▸ Data shown:
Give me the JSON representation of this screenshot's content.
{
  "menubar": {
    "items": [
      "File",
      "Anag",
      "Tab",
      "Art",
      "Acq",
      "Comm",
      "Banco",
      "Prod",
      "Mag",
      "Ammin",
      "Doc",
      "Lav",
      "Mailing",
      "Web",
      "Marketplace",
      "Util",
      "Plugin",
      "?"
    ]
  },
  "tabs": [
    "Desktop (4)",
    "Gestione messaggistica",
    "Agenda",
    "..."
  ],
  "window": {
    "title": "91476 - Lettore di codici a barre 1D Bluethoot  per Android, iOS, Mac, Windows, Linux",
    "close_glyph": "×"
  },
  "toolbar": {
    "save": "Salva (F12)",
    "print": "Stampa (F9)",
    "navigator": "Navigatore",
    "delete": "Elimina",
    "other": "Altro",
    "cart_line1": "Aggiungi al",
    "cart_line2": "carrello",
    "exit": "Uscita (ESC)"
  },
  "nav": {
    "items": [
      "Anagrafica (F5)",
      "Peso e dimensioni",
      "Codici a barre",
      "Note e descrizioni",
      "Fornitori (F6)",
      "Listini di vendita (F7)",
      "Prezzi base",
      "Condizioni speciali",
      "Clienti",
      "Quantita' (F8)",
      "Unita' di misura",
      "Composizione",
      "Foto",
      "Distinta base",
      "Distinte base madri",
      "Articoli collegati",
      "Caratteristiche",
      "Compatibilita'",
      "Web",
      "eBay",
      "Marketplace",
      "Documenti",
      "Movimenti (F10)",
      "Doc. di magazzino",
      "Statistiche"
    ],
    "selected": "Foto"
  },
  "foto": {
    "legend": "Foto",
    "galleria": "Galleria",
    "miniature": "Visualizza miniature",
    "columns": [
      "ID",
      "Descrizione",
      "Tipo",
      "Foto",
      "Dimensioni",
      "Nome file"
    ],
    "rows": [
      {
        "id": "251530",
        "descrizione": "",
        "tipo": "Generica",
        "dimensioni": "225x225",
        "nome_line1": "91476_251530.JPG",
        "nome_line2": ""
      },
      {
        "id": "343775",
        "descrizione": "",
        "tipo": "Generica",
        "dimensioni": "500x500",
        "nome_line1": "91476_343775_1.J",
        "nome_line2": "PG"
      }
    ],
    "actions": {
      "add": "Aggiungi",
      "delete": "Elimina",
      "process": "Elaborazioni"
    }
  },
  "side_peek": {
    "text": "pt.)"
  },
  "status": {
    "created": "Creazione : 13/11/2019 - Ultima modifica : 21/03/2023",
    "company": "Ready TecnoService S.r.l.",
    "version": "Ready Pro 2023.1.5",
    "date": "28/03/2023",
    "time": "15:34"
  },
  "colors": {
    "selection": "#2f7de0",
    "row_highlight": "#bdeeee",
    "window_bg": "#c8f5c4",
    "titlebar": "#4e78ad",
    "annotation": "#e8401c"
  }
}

▸ Do this: Write out the full listing, keeping every line exactly as it is.

▸ Reply to the task:
Give me the JSON representation of this screenshot's content.
{
  "menubar": {
    "items": [
      "File",
      "Anag",
      "Tab",
      "Art",
      "Acq",
      "Comm",
      "Banco",
      "Prod",
      "Mag",
      "Ammin",
      "Doc",
      "Lav",
      "Mailing",
      "Web",
      "Marketplace",
      "Util",
      "Plugin",
      "?"
    ]
  },
  "tabs": [
    "Desktop (4)",
    "Gestione messaggistica",
    "Agenda",
    "..."
  ],
  "window": {
    "title": "91476 - Lettore di codici a barre 1D Bluethoot  per Android, iOS, Mac, Windows, Linux",
    "close_glyph": "×"
  },
  "toolbar": {
    "save": "Salva (F12)",
    "print": "Stampa (F9)",
    "navigator": "Navigatore",
    "delete": "Elimina",
    "other": "Altro",
    "cart_line1": "Aggiungi al",
    "cart_line2": "carrello",
    "exit": "Uscita (ESC)"
  },
  "nav": {
    "items": [
      "Anagrafica (F5)",
      "Peso e dimensioni",
      "Codici a barre",
      "Note e descrizioni",
      "Fornitori (F6)",
      "Listini di vendita (F7)",
      "Prezzi base",
      "Condizioni speciali",
      "Clienti",
      "Quantita' (F8)",
      "Unita' di misura",
      "Composizione",
      "Foto",
      "Distinta base",
      "Distinte base madri",
      "Articoli collegati",
      "Caratteristiche",
      "Compatibilita'",
      "Web",
      "eBay",
      "Marketplace",
      "Documenti",
      "Movimenti (F10)",
      "Doc. di magazzino",
      "Statistiche"
    ],
    "selected": "Foto"
  },
  "foto": {
    "legend": "Foto",
    "galleria": "Galleria",
    "miniature": "Visualizza miniature",
    "columns": [
      "ID",
      "Descrizione",
      "Tipo",
      "Foto",
      "Dimensioni",
      "Nome file"
    ],
    "rows": [
      {
        "id": "251530",
        "descrizione": "",
        "tipo": "Generica",
        "dimensioni": "225x225",
        "nome_line1": "91476_251530.JPG",
        "nome_line2": ""
      },
      {
        "id": "343775",
        "descrizione": "",
        "tipo": "Generica",
        "dimensioni": "500x500",
        "nome_line1": "91476_343775_1.J",
        "nome_line2": "PG"
      }
    ],
    "actions": {
      "add": "Aggiungi",
      "delete": "Elimina",
      "process": "Elaborazioni"
    }
  },
  "side_peek": {
    "text": "pt.)"
  },
  "status": {
    "created": "Creazione : 13/11/2019 - Ultima modifica : 21/03/2023",
    "company": "Ready TecnoService S.r.l.",
    "version": "Ready Pro 2023.1.5",
    "date": "28/03/2023",
    "time": "15:34"
  },
  "colors": {
    "selection": "#2f7de0",
    "row_highlight": "#bdeeee",
    "window_bg": "#c8f5c4",
    "titlebar": "#4e78ad",
    "annotation": "#e8401c"
  }
}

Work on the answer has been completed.